Asia Central se ha convertido en una de las regiones más vulnerables del mundo en términos de seguridad hídrica. El Informe Mundial sobre el Desarrollo de los Recursos Hídricos 2025 de las Naciones Unidas, publicado recientemente, destaca que esta “tierra de vastas estepas” es una de las zonas más gravemente afectadas por el cambio climático en sus recursos hídricos.
Esta situación genera gran preocupación. En una conferencia reciente, los líderes de Kirguistán destacaron que la escasez de agua dulce en los países de Asia Central podría alcanzar entre el 20 % y el 30 % para 2050. Aproximadamente 82 millones de personas en Kazajstán, Kirguistán, Tayikistán, Turkmenistán y Uzbekistán sufren inseguridad hídrica. Muchas aldeas carecen de acceso regular a agua potable.

**Datos proporcionados:**
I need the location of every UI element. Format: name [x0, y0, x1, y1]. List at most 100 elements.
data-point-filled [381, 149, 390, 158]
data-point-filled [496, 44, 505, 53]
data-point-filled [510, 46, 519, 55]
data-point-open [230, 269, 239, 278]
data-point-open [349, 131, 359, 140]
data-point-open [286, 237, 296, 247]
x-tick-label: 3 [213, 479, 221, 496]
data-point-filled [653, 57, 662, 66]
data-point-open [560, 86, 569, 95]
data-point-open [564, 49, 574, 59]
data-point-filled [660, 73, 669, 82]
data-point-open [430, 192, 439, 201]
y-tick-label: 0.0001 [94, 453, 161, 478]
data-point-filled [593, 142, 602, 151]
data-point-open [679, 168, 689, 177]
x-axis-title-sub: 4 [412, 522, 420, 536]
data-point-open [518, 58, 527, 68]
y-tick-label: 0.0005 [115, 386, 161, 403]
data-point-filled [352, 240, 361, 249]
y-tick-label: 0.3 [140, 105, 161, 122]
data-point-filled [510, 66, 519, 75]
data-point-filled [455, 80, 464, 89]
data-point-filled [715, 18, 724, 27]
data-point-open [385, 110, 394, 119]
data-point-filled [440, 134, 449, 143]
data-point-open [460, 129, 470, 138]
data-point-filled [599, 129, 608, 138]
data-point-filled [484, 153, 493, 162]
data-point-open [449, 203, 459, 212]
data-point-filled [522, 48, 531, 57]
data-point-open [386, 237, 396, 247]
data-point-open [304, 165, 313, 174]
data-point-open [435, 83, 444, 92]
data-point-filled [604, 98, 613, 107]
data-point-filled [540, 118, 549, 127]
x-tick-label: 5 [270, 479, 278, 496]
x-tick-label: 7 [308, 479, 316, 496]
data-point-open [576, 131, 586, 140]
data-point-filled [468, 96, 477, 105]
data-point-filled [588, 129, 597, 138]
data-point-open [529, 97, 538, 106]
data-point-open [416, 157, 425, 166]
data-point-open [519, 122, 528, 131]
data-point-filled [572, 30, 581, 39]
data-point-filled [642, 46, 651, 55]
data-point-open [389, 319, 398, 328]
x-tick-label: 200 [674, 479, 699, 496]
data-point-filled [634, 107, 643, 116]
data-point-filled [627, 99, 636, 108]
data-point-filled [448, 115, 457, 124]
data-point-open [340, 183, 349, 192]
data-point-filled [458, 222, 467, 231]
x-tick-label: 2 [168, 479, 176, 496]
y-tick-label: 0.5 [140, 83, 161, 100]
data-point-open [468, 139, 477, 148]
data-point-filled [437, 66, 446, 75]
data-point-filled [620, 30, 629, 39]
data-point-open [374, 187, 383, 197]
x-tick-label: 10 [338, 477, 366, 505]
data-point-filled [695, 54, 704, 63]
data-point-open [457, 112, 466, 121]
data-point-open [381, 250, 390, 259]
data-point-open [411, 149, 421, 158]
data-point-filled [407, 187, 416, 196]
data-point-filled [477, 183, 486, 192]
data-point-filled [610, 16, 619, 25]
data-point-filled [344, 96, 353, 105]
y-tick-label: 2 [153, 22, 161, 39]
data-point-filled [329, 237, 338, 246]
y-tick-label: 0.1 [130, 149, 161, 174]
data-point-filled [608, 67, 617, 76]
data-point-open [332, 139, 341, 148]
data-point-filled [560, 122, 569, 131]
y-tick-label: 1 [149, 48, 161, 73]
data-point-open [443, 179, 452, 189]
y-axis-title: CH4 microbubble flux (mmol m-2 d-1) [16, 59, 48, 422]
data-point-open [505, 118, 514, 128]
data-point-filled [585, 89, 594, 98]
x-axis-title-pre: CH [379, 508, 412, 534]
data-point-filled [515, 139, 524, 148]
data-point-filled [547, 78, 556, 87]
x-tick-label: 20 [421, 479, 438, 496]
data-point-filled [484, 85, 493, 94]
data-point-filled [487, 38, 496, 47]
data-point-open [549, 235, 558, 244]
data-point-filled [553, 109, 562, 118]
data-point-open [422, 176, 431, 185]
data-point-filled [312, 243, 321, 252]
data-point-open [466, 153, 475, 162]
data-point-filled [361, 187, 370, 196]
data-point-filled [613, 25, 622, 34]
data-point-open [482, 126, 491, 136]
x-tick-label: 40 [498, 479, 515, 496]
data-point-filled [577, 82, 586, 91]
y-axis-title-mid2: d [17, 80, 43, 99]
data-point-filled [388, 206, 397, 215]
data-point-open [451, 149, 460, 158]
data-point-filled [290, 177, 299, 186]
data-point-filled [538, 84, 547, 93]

**Tareas del ejercicio:**
**1)** Del texto sobre el agua en Asia Central, extrae tal cual la parte que empieza con las palabras que contienen "Esta situación genera" y termina con "a agua potable.".
**2)** Traduce al inglés esta oración del texto sobre el agua en Asia Central: "Muchas aldeas carecen de acceso regular a agua potable."

**Respuestas del ejercicio:**
**1)**
Esta situación genera gran preocupación. En una conferencia reciente, los líderes de Kirguistán destacaron que la escasez de agua dulce en los países de Asia Central podría alcanzar entre el 20 % y el 30 % para 2050. Aproximadamente 82 millones de personas en Kazajstán, Kirguistán, Tayikistán, Turkmenistán y Uzbekistán sufren inseguridad hídrica. Muchas aldeas carecen de acceso regular a agua potable.

**2)** Many villages lack regular access to drinking water.